_EXERCISE BRIEF_
In the entries below, find the lines with the word "buena" and copy them.

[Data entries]

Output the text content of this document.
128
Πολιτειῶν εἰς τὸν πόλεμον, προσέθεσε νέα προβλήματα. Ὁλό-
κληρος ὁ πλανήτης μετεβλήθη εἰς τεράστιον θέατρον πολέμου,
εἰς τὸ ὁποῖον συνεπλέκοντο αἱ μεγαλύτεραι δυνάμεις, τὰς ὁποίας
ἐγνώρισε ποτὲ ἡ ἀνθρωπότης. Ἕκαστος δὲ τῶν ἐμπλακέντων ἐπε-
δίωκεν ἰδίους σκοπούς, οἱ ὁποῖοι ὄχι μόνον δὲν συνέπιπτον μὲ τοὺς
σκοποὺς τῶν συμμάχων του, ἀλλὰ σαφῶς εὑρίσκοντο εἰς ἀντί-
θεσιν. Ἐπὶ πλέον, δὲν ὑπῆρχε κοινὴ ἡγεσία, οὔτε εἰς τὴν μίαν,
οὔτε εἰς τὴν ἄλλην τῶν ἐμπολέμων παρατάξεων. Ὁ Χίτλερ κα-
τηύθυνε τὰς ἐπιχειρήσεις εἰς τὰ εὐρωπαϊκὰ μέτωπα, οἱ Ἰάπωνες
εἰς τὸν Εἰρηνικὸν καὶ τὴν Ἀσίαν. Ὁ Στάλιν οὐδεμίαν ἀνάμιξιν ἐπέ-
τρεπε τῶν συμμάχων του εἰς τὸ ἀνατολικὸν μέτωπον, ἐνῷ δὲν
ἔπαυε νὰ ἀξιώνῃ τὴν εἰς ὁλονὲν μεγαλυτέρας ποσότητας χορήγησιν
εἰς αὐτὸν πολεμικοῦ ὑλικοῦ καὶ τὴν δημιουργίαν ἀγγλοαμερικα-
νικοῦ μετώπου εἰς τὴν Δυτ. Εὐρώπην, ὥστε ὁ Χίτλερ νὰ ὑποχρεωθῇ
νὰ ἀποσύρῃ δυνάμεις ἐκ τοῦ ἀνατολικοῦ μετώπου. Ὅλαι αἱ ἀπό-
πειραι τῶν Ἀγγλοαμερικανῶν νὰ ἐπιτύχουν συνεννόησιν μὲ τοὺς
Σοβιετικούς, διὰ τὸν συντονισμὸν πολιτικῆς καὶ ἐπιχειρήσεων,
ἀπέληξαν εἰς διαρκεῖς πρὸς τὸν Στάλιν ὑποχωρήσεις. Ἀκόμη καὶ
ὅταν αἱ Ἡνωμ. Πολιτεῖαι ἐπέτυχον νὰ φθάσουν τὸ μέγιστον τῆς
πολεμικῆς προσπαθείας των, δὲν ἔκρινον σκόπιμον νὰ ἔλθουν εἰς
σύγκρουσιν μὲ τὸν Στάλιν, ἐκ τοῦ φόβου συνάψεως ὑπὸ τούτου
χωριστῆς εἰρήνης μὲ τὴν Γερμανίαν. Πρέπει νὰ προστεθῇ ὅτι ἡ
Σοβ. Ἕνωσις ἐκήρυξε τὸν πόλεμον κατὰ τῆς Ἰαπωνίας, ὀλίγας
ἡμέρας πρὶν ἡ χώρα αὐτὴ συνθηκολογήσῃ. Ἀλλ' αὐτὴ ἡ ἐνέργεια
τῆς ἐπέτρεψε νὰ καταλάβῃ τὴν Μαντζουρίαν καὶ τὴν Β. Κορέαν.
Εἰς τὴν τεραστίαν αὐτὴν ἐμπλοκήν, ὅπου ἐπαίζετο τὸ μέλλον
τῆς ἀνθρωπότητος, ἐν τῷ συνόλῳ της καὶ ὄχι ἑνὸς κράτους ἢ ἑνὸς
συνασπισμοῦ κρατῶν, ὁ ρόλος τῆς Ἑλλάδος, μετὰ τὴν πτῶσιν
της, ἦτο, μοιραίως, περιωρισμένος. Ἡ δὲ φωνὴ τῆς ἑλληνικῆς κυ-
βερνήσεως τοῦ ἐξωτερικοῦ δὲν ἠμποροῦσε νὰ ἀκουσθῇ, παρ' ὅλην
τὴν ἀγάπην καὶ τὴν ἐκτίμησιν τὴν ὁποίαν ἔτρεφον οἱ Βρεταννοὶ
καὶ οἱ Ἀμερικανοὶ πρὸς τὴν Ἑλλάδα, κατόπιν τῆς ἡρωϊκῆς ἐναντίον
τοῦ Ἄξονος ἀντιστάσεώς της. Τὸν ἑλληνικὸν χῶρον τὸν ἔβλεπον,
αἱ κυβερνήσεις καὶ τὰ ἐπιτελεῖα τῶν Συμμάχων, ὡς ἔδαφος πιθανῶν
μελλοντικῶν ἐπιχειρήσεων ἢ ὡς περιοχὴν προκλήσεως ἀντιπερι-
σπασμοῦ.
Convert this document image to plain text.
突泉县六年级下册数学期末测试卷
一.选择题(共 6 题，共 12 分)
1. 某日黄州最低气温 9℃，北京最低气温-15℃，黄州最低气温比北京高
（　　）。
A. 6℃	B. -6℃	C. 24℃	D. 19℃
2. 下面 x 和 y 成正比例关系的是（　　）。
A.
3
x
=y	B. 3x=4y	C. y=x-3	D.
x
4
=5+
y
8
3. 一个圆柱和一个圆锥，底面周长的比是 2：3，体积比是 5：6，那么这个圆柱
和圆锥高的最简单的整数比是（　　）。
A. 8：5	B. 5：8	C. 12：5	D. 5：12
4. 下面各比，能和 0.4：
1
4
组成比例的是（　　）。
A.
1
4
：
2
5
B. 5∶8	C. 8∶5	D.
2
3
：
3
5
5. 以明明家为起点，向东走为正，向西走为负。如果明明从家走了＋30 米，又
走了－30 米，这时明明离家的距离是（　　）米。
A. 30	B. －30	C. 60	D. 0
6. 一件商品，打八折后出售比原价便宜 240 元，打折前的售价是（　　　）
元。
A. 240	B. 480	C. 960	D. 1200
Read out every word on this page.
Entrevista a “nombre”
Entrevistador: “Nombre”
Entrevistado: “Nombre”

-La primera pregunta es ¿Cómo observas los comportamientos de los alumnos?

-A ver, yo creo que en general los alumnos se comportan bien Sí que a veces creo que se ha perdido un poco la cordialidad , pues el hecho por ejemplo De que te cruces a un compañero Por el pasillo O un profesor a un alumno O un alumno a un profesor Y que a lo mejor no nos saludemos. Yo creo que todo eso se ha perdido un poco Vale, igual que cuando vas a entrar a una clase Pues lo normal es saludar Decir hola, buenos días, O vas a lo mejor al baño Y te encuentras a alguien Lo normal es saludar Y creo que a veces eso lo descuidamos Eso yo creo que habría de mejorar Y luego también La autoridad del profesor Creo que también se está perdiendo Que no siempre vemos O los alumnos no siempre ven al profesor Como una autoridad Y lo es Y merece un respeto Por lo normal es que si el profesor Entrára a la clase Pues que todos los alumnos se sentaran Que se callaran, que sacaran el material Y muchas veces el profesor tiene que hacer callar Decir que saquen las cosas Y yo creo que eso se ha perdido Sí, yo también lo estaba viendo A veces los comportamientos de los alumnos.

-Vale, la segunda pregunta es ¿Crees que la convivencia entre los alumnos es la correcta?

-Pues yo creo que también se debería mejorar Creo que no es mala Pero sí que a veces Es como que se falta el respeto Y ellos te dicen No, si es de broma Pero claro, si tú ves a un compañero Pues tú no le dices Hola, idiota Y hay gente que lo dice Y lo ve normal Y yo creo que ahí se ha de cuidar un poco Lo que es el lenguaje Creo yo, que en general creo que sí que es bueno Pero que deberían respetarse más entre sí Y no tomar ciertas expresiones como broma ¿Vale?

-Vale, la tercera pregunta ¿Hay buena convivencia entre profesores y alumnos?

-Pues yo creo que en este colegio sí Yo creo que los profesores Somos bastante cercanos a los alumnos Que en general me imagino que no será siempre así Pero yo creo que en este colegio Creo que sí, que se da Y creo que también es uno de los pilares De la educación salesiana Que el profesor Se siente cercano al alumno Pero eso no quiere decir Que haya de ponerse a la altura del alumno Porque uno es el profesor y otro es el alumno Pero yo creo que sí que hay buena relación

_SOLUTION TO THIS TASK_
-Vale, la tercera pregunta ¿Hay buena convivencia entre profesores y alumnos?
-Pues yo creo que en este colegio sí Yo creo que los profesores Somos bastante cercanos a los alumnos Que en general me imagino que no será siempre así Pero yo creo que en este colegio Creo que sí, que se da Y creo que también es uno de los pilares De la educación salesiana Que el profesor Se siente cercano al alumno Pero eso no quiere decir Que haya de ponerse a la altura del alumno Porque uno es el profesor y otro es el alumno Pero yo creo que sí que hay buena relación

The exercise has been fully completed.